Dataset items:
——————————

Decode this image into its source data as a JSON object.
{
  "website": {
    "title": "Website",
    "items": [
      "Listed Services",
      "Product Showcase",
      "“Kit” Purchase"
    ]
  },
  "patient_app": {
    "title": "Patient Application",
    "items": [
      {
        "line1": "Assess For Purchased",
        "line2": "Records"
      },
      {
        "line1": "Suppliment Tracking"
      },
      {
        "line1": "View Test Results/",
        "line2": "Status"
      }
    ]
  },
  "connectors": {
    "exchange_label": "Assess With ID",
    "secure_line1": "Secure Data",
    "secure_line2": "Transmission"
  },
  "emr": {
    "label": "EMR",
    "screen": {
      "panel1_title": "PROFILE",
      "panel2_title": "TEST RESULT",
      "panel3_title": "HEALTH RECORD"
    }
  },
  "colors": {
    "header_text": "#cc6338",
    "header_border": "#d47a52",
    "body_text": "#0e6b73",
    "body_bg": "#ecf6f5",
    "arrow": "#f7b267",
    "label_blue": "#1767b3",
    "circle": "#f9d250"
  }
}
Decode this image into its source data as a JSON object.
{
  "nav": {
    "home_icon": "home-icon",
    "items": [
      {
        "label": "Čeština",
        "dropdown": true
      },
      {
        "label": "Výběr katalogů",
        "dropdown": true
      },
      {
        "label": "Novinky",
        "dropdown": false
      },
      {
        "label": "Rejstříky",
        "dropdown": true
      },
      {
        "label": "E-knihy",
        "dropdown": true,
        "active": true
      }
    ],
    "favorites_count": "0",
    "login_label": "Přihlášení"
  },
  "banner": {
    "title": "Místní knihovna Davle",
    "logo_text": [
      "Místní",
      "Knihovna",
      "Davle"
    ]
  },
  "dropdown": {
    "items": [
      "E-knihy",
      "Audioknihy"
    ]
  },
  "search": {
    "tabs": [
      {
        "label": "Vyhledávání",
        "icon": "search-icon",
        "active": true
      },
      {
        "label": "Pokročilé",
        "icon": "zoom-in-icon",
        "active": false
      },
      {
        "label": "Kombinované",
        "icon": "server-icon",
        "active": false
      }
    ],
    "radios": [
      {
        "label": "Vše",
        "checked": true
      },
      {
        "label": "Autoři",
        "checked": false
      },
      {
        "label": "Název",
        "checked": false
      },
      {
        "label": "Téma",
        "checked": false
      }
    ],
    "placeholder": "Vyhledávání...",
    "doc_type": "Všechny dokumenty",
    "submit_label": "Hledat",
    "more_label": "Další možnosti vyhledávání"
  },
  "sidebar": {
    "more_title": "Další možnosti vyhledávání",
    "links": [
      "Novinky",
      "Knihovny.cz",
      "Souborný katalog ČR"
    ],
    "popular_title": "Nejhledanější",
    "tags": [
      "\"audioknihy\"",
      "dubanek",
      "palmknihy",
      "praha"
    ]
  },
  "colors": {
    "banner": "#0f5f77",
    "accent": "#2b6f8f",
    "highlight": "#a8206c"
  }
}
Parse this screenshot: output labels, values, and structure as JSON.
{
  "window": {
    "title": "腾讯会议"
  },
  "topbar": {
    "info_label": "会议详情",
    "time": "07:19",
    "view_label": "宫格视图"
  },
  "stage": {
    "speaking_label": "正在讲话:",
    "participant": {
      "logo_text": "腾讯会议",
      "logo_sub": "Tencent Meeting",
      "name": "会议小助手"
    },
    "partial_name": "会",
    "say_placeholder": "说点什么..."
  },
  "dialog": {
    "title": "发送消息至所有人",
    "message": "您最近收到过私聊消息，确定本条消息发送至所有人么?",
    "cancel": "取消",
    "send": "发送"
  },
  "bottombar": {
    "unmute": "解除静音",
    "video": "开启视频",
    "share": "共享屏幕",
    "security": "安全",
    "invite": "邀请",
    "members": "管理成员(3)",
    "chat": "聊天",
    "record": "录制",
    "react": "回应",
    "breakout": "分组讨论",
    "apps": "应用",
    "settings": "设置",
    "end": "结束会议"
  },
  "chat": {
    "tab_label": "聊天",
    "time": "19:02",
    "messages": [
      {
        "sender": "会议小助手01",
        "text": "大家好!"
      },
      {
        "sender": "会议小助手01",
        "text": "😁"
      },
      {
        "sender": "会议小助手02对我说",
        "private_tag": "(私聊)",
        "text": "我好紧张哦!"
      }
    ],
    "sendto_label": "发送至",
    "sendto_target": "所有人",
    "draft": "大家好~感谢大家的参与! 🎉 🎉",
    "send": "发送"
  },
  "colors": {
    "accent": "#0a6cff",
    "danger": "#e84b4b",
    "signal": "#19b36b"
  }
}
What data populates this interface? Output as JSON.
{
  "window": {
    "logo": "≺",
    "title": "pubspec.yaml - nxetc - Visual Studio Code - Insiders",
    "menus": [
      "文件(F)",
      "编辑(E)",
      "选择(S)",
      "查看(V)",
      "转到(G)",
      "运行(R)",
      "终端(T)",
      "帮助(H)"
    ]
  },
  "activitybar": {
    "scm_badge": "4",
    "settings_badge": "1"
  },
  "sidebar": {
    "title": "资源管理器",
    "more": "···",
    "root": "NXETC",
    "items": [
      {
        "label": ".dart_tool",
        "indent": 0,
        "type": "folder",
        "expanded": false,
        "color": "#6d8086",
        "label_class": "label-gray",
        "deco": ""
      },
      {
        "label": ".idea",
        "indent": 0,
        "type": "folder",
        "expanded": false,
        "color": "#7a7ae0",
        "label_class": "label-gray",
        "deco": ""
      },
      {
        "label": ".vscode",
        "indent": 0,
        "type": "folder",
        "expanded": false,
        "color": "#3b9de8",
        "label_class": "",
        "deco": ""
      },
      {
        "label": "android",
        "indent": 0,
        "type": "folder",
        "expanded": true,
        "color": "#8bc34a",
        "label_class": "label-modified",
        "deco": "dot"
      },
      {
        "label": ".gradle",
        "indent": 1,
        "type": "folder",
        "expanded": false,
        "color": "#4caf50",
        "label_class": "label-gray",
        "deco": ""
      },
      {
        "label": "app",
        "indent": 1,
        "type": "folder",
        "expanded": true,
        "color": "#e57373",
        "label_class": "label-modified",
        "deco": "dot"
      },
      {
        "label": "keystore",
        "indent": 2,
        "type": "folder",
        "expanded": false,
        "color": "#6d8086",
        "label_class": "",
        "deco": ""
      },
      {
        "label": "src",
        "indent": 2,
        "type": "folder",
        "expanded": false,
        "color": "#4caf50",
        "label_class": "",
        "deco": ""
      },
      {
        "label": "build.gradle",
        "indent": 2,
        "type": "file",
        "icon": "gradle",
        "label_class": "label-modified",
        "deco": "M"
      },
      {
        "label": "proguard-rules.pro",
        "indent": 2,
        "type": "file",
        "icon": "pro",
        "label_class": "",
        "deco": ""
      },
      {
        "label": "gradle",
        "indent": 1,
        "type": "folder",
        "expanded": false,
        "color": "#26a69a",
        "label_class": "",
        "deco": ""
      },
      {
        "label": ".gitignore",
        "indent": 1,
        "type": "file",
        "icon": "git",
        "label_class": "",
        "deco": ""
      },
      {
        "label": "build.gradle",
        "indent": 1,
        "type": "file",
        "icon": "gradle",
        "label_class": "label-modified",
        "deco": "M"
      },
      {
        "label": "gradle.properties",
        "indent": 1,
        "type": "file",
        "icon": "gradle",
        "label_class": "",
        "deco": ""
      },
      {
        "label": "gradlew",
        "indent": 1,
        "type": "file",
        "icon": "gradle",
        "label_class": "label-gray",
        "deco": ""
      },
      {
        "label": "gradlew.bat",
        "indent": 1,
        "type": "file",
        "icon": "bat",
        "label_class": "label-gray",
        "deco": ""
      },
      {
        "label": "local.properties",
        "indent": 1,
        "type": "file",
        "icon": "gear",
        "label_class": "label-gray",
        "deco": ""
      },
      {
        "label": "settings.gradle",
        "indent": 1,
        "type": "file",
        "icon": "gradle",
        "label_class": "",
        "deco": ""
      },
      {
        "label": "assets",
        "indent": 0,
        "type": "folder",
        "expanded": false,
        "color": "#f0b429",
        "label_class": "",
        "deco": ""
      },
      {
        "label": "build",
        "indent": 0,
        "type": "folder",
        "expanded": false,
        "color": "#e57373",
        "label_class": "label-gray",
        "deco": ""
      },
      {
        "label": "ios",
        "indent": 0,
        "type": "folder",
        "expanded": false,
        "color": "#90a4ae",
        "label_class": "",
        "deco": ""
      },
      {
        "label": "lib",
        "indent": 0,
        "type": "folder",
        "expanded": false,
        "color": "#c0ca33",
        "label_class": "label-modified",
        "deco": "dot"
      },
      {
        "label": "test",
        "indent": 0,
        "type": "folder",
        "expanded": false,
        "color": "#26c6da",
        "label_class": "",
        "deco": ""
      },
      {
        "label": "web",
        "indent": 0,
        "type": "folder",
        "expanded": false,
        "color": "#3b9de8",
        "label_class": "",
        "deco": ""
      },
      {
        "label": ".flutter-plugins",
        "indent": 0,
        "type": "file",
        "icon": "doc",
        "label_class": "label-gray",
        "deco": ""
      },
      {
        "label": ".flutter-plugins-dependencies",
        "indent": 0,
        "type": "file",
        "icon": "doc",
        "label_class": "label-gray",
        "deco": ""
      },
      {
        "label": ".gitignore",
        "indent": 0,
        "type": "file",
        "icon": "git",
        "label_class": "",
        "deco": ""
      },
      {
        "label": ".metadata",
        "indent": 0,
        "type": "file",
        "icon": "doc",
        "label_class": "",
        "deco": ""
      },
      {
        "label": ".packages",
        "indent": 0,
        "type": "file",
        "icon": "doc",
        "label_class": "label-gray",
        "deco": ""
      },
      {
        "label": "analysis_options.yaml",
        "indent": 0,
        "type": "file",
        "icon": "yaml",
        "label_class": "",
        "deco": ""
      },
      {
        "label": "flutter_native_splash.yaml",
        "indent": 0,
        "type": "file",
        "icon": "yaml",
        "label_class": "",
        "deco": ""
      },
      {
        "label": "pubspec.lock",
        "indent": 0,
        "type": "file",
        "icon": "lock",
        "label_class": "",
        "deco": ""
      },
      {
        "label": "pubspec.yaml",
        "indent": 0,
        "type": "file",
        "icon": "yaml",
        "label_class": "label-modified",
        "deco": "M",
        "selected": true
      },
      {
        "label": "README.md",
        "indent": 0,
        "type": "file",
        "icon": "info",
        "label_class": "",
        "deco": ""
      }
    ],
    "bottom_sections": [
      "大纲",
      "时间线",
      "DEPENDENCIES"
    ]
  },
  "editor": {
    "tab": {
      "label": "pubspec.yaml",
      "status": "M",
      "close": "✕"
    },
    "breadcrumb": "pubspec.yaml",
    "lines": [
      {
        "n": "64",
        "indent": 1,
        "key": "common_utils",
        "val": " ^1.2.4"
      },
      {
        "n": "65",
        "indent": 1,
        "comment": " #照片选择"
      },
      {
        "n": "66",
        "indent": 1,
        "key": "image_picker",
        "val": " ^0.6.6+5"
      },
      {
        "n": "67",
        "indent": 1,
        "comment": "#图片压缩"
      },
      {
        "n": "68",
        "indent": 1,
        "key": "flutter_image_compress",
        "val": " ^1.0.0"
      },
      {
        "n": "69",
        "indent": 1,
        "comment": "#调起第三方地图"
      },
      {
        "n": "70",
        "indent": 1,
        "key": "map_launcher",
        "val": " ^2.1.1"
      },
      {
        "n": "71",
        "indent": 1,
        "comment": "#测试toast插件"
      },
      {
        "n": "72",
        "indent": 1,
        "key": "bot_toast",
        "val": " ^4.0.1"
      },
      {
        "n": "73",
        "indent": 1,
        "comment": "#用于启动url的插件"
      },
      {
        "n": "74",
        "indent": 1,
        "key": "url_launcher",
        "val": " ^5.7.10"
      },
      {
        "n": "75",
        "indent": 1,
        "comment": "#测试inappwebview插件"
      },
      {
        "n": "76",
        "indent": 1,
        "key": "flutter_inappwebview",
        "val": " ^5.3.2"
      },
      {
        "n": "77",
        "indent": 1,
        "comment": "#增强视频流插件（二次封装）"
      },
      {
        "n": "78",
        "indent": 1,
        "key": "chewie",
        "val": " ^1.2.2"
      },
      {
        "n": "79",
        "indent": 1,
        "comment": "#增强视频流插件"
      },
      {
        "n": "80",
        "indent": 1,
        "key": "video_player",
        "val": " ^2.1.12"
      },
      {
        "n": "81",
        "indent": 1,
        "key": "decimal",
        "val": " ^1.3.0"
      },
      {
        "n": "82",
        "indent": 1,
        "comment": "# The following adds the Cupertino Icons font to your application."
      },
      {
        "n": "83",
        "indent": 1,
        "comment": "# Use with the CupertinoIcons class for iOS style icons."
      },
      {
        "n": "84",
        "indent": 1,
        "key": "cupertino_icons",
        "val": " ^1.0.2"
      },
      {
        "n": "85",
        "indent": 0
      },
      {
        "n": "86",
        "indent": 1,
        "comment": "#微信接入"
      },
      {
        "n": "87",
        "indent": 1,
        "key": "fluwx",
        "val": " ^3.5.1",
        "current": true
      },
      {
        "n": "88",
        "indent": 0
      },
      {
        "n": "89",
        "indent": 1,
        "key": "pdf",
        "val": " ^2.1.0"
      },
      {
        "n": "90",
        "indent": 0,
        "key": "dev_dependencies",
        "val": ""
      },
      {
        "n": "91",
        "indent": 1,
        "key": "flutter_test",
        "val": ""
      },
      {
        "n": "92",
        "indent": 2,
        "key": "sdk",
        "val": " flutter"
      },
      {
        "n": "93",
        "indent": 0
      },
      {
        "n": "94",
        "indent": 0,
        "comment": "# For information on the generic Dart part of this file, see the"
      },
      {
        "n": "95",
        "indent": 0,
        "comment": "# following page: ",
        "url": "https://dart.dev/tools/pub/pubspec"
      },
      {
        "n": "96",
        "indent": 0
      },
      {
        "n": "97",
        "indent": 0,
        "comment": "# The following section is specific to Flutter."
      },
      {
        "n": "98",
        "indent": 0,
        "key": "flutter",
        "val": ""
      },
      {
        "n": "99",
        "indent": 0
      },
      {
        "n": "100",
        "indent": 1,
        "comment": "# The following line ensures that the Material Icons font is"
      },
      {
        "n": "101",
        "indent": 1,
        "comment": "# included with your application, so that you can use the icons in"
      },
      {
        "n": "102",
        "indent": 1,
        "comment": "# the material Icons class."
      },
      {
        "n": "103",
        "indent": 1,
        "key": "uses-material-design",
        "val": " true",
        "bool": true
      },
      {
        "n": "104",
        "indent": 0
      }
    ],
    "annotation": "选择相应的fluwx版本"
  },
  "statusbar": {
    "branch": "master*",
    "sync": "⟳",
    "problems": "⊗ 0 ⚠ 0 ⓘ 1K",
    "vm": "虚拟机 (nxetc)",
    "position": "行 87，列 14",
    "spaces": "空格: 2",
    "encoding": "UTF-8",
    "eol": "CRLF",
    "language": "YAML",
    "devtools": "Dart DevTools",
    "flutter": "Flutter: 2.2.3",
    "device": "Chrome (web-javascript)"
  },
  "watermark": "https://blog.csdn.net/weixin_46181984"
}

——————————

• **EXERCISE BRIEF**
Pick each line holding the word "https" out of the listing.

• **EXERCISE SOLUTION**
        "url": "https://dart.dev/tools/pub/pubspec"
  "watermark": "https://blog.csdn.net/weixin_46181984"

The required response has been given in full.